─── INFORMATION PROVIDED

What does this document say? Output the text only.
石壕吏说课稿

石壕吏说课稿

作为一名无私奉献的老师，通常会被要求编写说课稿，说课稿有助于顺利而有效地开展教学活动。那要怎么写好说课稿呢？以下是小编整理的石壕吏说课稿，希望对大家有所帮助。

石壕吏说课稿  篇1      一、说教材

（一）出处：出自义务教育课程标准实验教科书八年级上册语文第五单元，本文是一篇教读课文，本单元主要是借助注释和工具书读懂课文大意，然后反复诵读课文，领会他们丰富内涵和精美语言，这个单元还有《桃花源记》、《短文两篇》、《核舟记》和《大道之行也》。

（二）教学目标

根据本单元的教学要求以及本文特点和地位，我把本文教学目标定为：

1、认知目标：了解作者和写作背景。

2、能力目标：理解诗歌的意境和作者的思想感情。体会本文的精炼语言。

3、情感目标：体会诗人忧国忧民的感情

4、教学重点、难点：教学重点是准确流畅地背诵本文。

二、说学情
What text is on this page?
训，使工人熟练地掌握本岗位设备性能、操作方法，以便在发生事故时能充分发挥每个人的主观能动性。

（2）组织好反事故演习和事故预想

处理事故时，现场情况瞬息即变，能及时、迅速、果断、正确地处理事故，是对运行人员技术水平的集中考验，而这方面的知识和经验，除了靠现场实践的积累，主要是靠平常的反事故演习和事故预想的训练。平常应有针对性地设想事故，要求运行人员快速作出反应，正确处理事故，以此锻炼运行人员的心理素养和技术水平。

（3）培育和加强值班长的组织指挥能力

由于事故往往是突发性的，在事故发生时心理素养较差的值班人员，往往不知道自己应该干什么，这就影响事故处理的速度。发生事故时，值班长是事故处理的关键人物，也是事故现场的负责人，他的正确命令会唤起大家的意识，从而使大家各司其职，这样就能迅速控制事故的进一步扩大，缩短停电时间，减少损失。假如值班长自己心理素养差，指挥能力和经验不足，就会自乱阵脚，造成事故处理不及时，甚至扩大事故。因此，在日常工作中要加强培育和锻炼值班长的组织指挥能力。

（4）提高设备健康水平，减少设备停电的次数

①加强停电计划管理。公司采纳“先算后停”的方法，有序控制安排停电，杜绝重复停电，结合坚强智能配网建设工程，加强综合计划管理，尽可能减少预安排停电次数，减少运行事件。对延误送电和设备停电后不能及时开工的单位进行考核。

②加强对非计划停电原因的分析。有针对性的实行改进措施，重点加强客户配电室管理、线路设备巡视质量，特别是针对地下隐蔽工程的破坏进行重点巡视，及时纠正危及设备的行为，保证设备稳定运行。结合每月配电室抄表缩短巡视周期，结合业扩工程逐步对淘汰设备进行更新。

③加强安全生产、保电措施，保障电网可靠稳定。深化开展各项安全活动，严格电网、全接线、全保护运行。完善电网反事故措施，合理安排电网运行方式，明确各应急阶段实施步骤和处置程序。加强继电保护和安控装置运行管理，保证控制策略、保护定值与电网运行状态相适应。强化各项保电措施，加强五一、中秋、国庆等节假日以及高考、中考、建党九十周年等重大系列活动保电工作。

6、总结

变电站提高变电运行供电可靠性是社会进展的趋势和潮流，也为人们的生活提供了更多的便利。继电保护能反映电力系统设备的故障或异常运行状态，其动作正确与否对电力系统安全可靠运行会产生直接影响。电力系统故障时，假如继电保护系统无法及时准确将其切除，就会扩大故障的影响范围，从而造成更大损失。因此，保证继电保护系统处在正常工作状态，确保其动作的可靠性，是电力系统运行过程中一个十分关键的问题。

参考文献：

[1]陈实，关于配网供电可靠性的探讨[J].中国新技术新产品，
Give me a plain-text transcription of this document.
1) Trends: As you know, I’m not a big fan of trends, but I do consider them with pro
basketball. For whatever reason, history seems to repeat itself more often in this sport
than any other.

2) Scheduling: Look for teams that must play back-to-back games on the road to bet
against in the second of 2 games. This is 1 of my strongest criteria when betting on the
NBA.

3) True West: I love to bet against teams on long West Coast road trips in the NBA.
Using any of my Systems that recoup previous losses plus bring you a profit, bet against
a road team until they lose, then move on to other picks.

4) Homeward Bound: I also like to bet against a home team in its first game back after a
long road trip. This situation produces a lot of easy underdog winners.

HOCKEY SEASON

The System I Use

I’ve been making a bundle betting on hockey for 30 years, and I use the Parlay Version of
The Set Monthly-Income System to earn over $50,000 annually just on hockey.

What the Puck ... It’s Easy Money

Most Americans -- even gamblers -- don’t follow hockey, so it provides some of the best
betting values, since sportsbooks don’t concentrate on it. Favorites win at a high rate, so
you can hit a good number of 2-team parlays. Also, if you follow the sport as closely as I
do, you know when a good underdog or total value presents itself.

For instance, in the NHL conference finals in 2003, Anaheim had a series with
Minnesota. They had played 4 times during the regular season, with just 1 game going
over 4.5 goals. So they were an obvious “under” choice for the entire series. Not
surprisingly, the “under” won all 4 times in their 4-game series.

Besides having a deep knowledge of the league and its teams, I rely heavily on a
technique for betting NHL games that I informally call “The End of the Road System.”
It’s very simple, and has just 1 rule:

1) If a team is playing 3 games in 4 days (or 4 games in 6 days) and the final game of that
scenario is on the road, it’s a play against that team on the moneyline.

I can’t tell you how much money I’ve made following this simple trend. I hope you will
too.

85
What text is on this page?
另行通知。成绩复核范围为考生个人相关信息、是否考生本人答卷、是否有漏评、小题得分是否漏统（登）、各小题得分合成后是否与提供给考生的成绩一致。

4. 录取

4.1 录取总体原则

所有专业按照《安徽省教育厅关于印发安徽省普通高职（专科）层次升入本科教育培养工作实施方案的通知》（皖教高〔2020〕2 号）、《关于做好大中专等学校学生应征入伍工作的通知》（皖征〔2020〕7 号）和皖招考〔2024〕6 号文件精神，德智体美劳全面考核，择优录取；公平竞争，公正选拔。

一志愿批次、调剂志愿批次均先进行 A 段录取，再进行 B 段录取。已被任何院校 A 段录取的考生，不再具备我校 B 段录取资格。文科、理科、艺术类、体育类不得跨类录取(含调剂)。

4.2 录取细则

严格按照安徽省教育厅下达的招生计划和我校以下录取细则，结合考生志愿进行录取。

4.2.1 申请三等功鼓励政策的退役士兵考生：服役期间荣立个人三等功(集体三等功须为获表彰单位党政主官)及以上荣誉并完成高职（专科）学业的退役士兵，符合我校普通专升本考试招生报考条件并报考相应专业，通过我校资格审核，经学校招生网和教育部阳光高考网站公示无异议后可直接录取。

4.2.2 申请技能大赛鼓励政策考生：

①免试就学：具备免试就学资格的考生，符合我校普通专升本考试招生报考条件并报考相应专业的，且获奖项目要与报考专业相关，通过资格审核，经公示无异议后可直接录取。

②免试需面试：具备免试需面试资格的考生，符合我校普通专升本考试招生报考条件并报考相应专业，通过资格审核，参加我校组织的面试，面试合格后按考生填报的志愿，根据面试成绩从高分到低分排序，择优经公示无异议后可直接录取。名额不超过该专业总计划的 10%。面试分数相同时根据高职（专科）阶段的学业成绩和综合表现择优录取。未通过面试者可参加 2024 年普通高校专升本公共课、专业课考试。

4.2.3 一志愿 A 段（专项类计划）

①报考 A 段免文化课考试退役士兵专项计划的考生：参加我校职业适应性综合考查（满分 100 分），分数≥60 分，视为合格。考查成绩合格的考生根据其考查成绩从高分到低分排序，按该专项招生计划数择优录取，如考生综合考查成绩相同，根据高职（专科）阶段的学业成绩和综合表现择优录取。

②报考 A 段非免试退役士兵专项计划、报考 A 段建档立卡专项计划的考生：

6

──────

GIVEN PROBLEM:
Write out the entries above once more, without altering anything.

TASK RESPONSE:
What does this document say? Output the text only.
石壕吏说课稿

石壕吏说课稿

作为一名无私奉献的老师，通常会被要求编写说课稿，说课稿有助于顺利而有效地开展教学活动。那要怎么写好说课稿呢？以下是小编整理的石壕吏说课稿，希望对大家有所帮助。

石壕吏说课稿  篇1      一、说教材

（一）出处：出自义务教育课程标准实验教科书八年级上册语文第五单元，本文是一篇教读课文，本单元主要是借助注释和工具书读懂课文大意，然后反复诵读课文，领会他们丰富内涵和精美语言，这个单元还有《桃花源记》、《短文两篇》、《核舟记》和《大道之行也》。

（二）教学目标

根据本单元的教学要求以及本文特点和地位，我把本文教学目标定为：

1、认知目标：了解作者和写作背景。

2、能力目标：理解诗歌的意境和作者的思想感情。体会本文的精炼语言。

3、情感目标：体会诗人忧国忧民的感情

4、教学重点、难点：教学重点是准确流畅地背诵本文。

二、说学情
What text is on this page?
训，使工人熟练地掌握本岗位设备性能、操作方法，以便在发生事故时能充分发挥每个人的主观能动性。

（2）组织好反事故演习和事故预想

处理事故时，现场情况瞬息即变，能及时、迅速、果断、正确地处理事故，是对运行人员技术水平的集中考验，而这方面的知识和经验，除了靠现场实践的积累，主要是靠平常的反事故演习和事故预想的训练。平常应有针对性地设想事故，要求运行人员快速作出反应，正确处理事故，以此锻炼运行人员的心理素养和技术水平。

（3）培育和加强值班长的组织指挥能力

由于事故往往是突发性的，在事故发生时心理素养较差的值班人员，往往不知道自己应该干什么，这就影响事故处理的速度。发生事故时，值班长是事故处理的关键人物，也是事故现场的负责人，他的正确命令会唤起大家的意识，从而使大家各司其职，这样就能迅速控制事故的进一步扩大，缩短停电时间，减少损失。假如值班长自己心理素养差，指挥能力和经验不足，就会自乱阵脚，造成事故处理不及时，甚至扩大事故。因此，在日常工作中要加强培育和锻炼值班长的组织指挥能力。

（4）提高设备健康水平，减少设备停电的次数

①加强停电计划管理。公司采纳“先算后停”的方法，有序控制安排停电，杜绝重复停电，结合坚强智能配网建设工程，加强综合计划管理，尽可能减少预安排停电次数，减少运行事件。对延误送电和设备停电后不能及时开工的单位进行考核。

②加强对非计划停电原因的分析。有针对性的实行改进措施，重点加强客户配电室管理、线路设备巡视质量，特别是针对地下隐蔽工程的破坏进行重点巡视，及时纠正危及设备的行为，保证设备稳定运行。结合每月配电室抄表缩短巡视周期，结合业扩工程逐步对淘汰设备进行更新。

③加强安全生产、保电措施，保障电网可靠稳定。深化开展各项安全活动，严格电网、全接线、全保护运行。完善电网反事故措施，合理安排电网运行方式，明确各应急阶段实施步骤和处置程序。加强继电保护和安控装置运行管理，保证控制策略、保护定值与电网运行状态相适应。强化各项保电措施，加强五一、中秋、国庆等节假日以及高考、中考、建党九十周年等重大系列活动保电工作。

6、总结

变电站提高变电运行供电可靠性是社会进展的趋势和潮流，也为人们的生活提供了更多的便利。继电保护能反映电力系统设备的故障或异常运行状态，其动作正确与否对电力系统安全可靠运行会产生直接影响。电力系统故障时，假如继电保护系统无法及时准确将其切除，就会扩大故障的影响范围，从而造成更大损失。因此，保证继电保护系统处在正常工作状态，确保其动作的可靠性，是电力系统运行过程中一个十分关键的问题。

参考文献：

[1]陈实，关于配网供电可靠性的探讨[J].中国新技术新产品，
Give me a plain-text transcription of this document.
1) Trends: As you know, I’m not a big fan of trends, but I do consider them with pro
basketball. For whatever reason, history seems to repeat itself more often in this sport
than any other.

2) Scheduling: Look for teams that must play back-to-back games on the road to bet
against in the second of 2 games. This is 1 of my strongest criteria when betting on the
NBA.

3) True West: I love to bet against teams on long West Coast road trips in the NBA.
Using any of my Systems that recoup previous losses plus bring you a profit, bet against
a road team until they lose, then move on to other picks.

4) Homeward Bound: I also like to bet against a home team in its first game back after a
long road trip. This situation produces a lot of easy underdog winners.

HOCKEY SEASON

The System I Use

I’ve been making a bundle betting on hockey for 30 years, and I use the Parlay Version of
The Set Monthly-Income System to earn over $50,000 annually just on hockey.

What the Puck ... It’s Easy Money

Most Americans -- even gamblers -- don’t follow hockey, so it provides some of the best
betting values, since sportsbooks don’t concentrate on it. Favorites win at a high rate, so
you can hit a good number of 2-team parlays. Also, if you follow the sport as closely as I
do, you know when a good underdog or total value presents itself.

For instance, in the NHL conference finals in 2003, Anaheim had a series with
Minnesota. They had played 4 times during the regular season, with just 1 game going
over 4.5 goals. So they were an obvious “under” choice for the entire series. Not
surprisingly, the “under” won all 4 times in their 4-game series.

Besides having a deep knowledge of the league and its teams, I rely heavily on a
technique for betting NHL games that I informally call “The End of the Road System.”
It’s very simple, and has just 1 rule:

1) If a team is playing 3 games in 4 days (or 4 games in 6 days) and the final game of that
scenario is on the road, it’s a play against that team on the moneyline.

I can’t tell you how much money I’ve made following this simple trend. I hope you will
too.

85
What text is on this page?
另行通知。成绩复核范围为考生个人相关信息、是否考生本人答卷、是否有漏评、小题得分是否漏统（登）、各小题得分合成后是否与提供给考生的成绩一致。

4. 录取

4.1 录取总体原则

所有专业按照《安徽省教育厅关于印发安徽省普通高职（专科）层次升入本科教育培养工作实施方案的通知》（皖教高〔2020〕2 号）、《关于做好大中专等学校学生应征入伍工作的通知》（皖征〔2020〕7 号）和皖招考〔2024〕6 号文件精神，德智体美劳全面考核，择优录取；公平竞争，公正选拔。

一志愿批次、调剂志愿批次均先进行 A 段录取，再进行 B 段录取。已被任何院校 A 段录取的考生，不再具备我校 B 段录取资格。文科、理科、艺术类、体育类不得跨类录取(含调剂)。

4.2 录取细则

严格按照安徽省教育厅下达的招生计划和我校以下录取细则，结合考生志愿进行录取。

4.2.1 申请三等功鼓励政策的退役士兵考生：服役期间荣立个人三等功(集体三等功须为获表彰单位党政主官)及以上荣誉并完成高职（专科）学业的退役士兵，符合我校普通专升本考试招生报考条件并报考相应专业，通过我校资格审核，经学校招生网和教育部阳光高考网站公示无异议后可直接录取。

4.2.2 申请技能大赛鼓励政策考生：

①免试就学：具备免试就学资格的考生，符合我校普通专升本考试招生报考条件并报考相应专业的，且获奖项目要与报考专业相关，通过资格审核，经公示无异议后可直接录取。

②免试需面试：具备免试需面试资格的考生，符合我校普通专升本考试招生报考条件并报考相应专业，通过资格审核，参加我校组织的面试，面试合格后按考生填报的志愿，根据面试成绩从高分到低分排序，择优经公示无异议后可直接录取。名额不超过该专业总计划的 10%。面试分数相同时根据高职（专科）阶段的学业成绩和综合表现择优录取。未通过面试者可参加 2024 年普通高校专升本公共课、专业课考试。

4.2.3 一志愿 A 段（专项类计划）

①报考 A 段免文化课考试退役士兵专项计划的考生：参加我校职业适应性综合考查（满分 100 分），分数≥60 分，视为合格。考查成绩合格的考生根据其考查成绩从高分到低分排序，按该专项招生计划数择优录取，如考生综合考查成绩相同，根据高职（专科）阶段的学业成绩和综合表现择优录取。

②报考 A 段非免试退役士兵专项计划、报考 A 段建档立卡专项计划的考生：

6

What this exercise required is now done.